[Start]

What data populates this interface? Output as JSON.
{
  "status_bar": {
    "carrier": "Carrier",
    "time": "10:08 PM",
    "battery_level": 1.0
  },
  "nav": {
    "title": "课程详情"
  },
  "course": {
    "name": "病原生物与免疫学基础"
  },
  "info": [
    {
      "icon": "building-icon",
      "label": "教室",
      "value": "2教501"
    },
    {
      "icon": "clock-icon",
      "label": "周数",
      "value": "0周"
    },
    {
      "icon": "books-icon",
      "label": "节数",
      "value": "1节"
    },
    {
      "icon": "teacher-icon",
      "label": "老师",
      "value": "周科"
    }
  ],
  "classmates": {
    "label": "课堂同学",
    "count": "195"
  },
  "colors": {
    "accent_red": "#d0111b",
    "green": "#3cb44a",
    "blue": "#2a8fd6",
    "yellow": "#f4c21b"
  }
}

[End]

EXERCISE GOAL
Return only the count of lines in the records that hold the word "icon".

RESPONSE
4